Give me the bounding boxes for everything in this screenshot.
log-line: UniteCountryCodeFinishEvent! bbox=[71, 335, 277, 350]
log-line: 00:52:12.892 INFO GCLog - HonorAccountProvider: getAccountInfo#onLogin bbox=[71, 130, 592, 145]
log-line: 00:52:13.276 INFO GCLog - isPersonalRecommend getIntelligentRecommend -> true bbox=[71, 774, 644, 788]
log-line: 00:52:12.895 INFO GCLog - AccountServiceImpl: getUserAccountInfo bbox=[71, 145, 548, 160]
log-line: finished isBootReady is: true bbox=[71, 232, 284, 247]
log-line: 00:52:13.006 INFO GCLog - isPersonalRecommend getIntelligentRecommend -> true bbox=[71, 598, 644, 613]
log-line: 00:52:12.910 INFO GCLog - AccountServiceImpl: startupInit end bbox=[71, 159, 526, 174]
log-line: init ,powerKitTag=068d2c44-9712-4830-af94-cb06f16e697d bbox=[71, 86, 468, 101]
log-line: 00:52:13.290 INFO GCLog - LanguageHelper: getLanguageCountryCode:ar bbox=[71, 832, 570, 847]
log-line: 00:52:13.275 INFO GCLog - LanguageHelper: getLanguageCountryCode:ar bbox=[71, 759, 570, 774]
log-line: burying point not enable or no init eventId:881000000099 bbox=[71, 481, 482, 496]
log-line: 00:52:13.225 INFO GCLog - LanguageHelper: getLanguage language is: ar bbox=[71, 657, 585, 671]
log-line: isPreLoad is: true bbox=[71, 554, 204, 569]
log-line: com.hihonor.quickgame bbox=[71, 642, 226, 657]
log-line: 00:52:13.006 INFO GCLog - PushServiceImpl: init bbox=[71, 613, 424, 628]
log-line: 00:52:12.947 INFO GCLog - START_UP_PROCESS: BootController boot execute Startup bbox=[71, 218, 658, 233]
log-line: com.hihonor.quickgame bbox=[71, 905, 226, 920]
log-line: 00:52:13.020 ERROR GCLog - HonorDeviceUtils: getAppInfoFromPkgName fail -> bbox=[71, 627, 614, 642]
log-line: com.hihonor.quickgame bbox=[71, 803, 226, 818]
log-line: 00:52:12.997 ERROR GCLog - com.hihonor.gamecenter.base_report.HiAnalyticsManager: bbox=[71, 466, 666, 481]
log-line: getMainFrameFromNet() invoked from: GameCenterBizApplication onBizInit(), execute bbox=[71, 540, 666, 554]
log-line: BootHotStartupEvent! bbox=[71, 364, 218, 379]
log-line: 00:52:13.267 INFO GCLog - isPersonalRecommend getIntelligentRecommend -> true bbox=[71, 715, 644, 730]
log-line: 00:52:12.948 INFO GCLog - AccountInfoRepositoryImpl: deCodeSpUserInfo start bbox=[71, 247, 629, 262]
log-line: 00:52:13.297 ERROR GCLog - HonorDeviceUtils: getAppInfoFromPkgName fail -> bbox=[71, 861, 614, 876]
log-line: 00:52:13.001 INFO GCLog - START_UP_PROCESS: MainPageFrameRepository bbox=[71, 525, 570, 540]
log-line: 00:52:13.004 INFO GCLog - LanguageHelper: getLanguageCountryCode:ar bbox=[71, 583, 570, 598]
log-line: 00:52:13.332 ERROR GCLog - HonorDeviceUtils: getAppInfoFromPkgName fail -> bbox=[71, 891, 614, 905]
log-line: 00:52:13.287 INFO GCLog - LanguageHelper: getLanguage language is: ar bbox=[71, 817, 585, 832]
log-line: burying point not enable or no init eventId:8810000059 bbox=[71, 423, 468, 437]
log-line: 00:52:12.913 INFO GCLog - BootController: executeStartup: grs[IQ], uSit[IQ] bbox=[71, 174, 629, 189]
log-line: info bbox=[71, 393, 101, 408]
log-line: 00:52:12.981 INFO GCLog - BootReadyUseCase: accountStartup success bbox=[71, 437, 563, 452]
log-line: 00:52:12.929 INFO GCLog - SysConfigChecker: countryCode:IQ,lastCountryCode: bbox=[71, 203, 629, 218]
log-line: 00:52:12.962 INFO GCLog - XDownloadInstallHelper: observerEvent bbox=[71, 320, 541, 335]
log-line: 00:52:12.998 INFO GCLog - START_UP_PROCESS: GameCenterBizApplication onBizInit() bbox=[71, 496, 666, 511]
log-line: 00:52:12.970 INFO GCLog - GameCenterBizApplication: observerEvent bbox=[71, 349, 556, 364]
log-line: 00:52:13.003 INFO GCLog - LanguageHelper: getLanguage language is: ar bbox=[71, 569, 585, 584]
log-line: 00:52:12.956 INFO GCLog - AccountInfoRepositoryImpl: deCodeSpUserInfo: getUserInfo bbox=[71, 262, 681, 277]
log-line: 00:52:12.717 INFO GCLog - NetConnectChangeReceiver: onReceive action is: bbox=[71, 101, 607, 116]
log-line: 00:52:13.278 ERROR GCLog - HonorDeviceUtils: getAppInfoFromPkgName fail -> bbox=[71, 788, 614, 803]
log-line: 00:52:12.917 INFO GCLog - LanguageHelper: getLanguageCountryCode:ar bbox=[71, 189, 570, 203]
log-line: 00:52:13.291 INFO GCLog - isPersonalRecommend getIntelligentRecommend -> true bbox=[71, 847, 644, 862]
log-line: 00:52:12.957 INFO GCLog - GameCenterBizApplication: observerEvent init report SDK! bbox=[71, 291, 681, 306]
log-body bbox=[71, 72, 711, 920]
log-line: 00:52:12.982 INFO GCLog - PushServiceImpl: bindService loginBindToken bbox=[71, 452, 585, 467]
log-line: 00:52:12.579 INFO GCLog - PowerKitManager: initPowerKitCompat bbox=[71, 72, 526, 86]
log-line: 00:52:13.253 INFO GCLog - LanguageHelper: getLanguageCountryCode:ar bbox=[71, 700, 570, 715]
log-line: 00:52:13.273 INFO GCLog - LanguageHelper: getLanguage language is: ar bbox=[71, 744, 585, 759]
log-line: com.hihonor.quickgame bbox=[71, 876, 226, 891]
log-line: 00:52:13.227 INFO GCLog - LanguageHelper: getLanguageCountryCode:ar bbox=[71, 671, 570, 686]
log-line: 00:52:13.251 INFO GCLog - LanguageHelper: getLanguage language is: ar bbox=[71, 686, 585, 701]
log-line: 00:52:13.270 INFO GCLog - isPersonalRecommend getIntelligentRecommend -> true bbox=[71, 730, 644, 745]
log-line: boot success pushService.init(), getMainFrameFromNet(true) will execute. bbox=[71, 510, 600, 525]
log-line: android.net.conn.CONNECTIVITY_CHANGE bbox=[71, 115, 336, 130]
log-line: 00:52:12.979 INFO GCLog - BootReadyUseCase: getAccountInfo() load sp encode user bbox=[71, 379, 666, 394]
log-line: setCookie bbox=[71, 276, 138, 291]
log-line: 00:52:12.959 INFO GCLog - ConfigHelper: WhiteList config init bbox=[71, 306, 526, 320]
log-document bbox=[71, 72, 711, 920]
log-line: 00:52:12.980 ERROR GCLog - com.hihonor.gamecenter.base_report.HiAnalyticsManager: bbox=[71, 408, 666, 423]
━━━━━━━━━━━━━━━━━━━━━━━━━━━━━━
Please copy out every item above verbatim, line by line.

▶ **THE REPLY**
Give me the bounding boxes for everything in this screenshot.
log-line: UniteCountryCodeFinishEvent! bbox=[71, 335, 277, 350]
log-line: 00:52:12.892 INFO GCLog - HonorAccountProvider: getAccountInfo#onLogin bbox=[71, 130, 592, 145]
log-line: 00:52:13.276 INFO GCLog - isPersonalRecommend getIntelligentRecommend -> true bbox=[71, 774, 644, 788]
log-line: 00:52:12.895 INFO GCLog - AccountServiceImpl: getUserAccountInfo bbox=[71, 145, 548, 160]
log-line: finished isBootReady is: true bbox=[71, 232, 284, 247]
log-line: 00:52:13.006 INFO GCLog - isPersonalRecommend getIntelligentRecommend -> true bbox=[71, 598, 644, 613]
log-line: 00:52:12.910 INFO GCLog - AccountServiceImpl: startupInit end bbox=[71, 159, 526, 174]
log-line: init ,powerKitTag=068d2c44-9712-4830-af94-cb06f16e697d bbox=[71, 86, 468, 101]
log-line: 00:52:13.290 INFO GCLog - LanguageHelper: getLanguageCountryCode:ar bbox=[71, 832, 570, 847]
log-line: 00:52:13.275 INFO GCLog - LanguageHelper: getLanguageCountryCode:ar bbox=[71, 759, 570, 774]
log-line: burying point not enable or no init eventId:881000000099 bbox=[71, 481, 482, 496]
log-line: 00:52:13.225 INFO GCLog - LanguageHelper: getLanguage language is: ar bbox=[71, 657, 585, 671]
log-line: isPreLoad is: true bbox=[71, 554, 204, 569]
log-line: com.hihonor.quickgame bbox=[71, 642, 226, 657]
log-line: 00:52:13.006 INFO GCLog - PushServiceImpl: init bbox=[71, 613, 424, 628]
log-line: 00:52:12.947 INFO GCLog - START_UP_PROCESS: BootController boot execute Startup bbox=[71, 218, 658, 233]
log-line: com.hihonor.quickgame bbox=[71, 905, 226, 920]
log-line: 00:52:13.020 ERROR GCLog - HonorDeviceUtils: getAppInfoFromPkgName fail -> bbox=[71, 627, 614, 642]
log-line: com.hihonor.quickgame bbox=[71, 803, 226, 818]
log-line: 00:52:12.997 ERROR GCLog - com.hihonor.gamecenter.base_report.HiAnalyticsManager: bbox=[71, 466, 666, 481]
log-line: getMainFrameFromNet() invoked from: GameCenterBizApplication onBizInit(), execute bbox=[71, 540, 666, 554]
log-line: BootHotStartupEvent! bbox=[71, 364, 218, 379]
log-line: 00:52:13.267 INFO GCLog - isPersonalRecommend getIntelligentRecommend -> true bbox=[71, 715, 644, 730]
log-line: 00:52:12.948 INFO GCLog - AccountInfoRepositoryImpl: deCodeSpUserInfo start bbox=[71, 247, 629, 262]
log-line: 00:52:13.297 ERROR GCLog - HonorDeviceUtils: getAppInfoFromPkgName fail -> bbox=[71, 861, 614, 876]
log-line: 00:52:13.001 INFO GCLog - START_UP_PROCESS: MainPageFrameRepository bbox=[71, 525, 570, 540]
log-line: 00:52:13.004 INFO GCLog - LanguageHelper: getLanguageCountryCode:ar bbox=[71, 583, 570, 598]
log-line: 00:52:13.332 ERROR GCLog - HonorDeviceUtils: getAppInfoFromPkgName fail -> bbox=[71, 891, 614, 905]
log-line: 00:52:13.287 INFO GCLog - LanguageHelper: getLanguage language is: ar bbox=[71, 817, 585, 832]
log-line: burying point not enable or no init eventId:8810000059 bbox=[71, 423, 468, 437]
log-line: 00:52:12.913 INFO GCLog - BootController: executeStartup: grs[IQ], uSit[IQ] bbox=[71, 174, 629, 189]
log-line: info bbox=[71, 393, 101, 408]
log-line: 00:52:12.981 INFO GCLog - BootReadyUseCase: accountStartup success bbox=[71, 437, 563, 452]
log-line: 00:52:12.929 INFO GCLog - SysConfigChecker: countryCode:IQ,lastCountryCode: bbox=[71, 203, 629, 218]
log-line: 00:52:12.962 INFO GCLog - XDownloadInstallHelper: observerEvent bbox=[71, 320, 541, 335]
log-line: 00:52:12.998 INFO GCLog - START_UP_PROCESS: GameCenterBizApplication onBizInit() bbox=[71, 496, 666, 511]
log-line: 00:52:12.970 INFO GCLog - GameCenterBizApplication: observerEvent bbox=[71, 349, 556, 364]
log-line: 00:52:13.003 INFO GCLog - LanguageHelper: getLanguage language is: ar bbox=[71, 569, 585, 584]
log-line: 00:52:12.956 INFO GCLog - AccountInfoRepositoryImpl: deCodeSpUserInfo: getUserInfo bbox=[71, 262, 681, 277]
log-line: 00:52:12.717 INFO GCLog - NetConnectChangeReceiver: onReceive action is: bbox=[71, 101, 607, 116]
log-line: 00:52:13.278 ERROR GCLog - HonorDeviceUtils: getAppInfoFromPkgName fail -> bbox=[71, 788, 614, 803]
log-line: 00:52:12.917 INFO GCLog - LanguageHelper: getLanguageCountryCode:ar bbox=[71, 189, 570, 203]
log-line: 00:52:13.291 INFO GCLog - isPersonalRecommend getIntelligentRecommend -> true bbox=[71, 847, 644, 862]
log-line: 00:52:12.957 INFO GCLog - GameCenterBizApplication: observerEvent init report SDK! bbox=[71, 291, 681, 306]
log-body bbox=[71, 72, 711, 920]
log-line: 00:52:12.982 INFO GCLog - PushServiceImpl: bindService loginBindToken bbox=[71, 452, 585, 467]
log-line: 00:52:12.579 INFO GCLog - PowerKitManager: initPowerKitCompat bbox=[71, 72, 526, 86]
log-line: 00:52:13.253 INFO GCLog - LanguageHelper: getLanguageCountryCode:ar bbox=[71, 700, 570, 715]
log-line: 00:52:13.273 INFO GCLog - LanguageHelper: getLanguage language is: ar bbox=[71, 744, 585, 759]
log-line: com.hihonor.quickgame bbox=[71, 876, 226, 891]
log-line: 00:52:13.227 INFO GCLog - LanguageHelper: getLanguageCountryCode:ar bbox=[71, 671, 570, 686]
log-line: 00:52:13.251 INFO GCLog - LanguageHelper: getLanguage language is: ar bbox=[71, 686, 585, 701]
log-line: 00:52:13.270 INFO GCLog - isPersonalRecommend getIntelligentRecommend -> true bbox=[71, 730, 644, 745]
log-line: boot success pushService.init(), getMainFrameFromNet(true) will execute. bbox=[71, 510, 600, 525]
log-line: android.net.conn.CONNECTIVITY_CHANGE bbox=[71, 115, 336, 130]
log-line: 00:52:12.979 INFO GCLog - BootReadyUseCase: getAccountInfo() load sp encode user bbox=[71, 379, 666, 394]
log-line: setCookie bbox=[71, 276, 138, 291]
log-line: 00:52:12.959 INFO GCLog - ConfigHelper: WhiteList config init bbox=[71, 306, 526, 320]
log-document bbox=[71, 72, 711, 920]
log-line: 00:52:12.980 ERROR GCLog - com.hihonor.gamecenter.base_report.HiAnalyticsManager: bbox=[71, 408, 666, 423]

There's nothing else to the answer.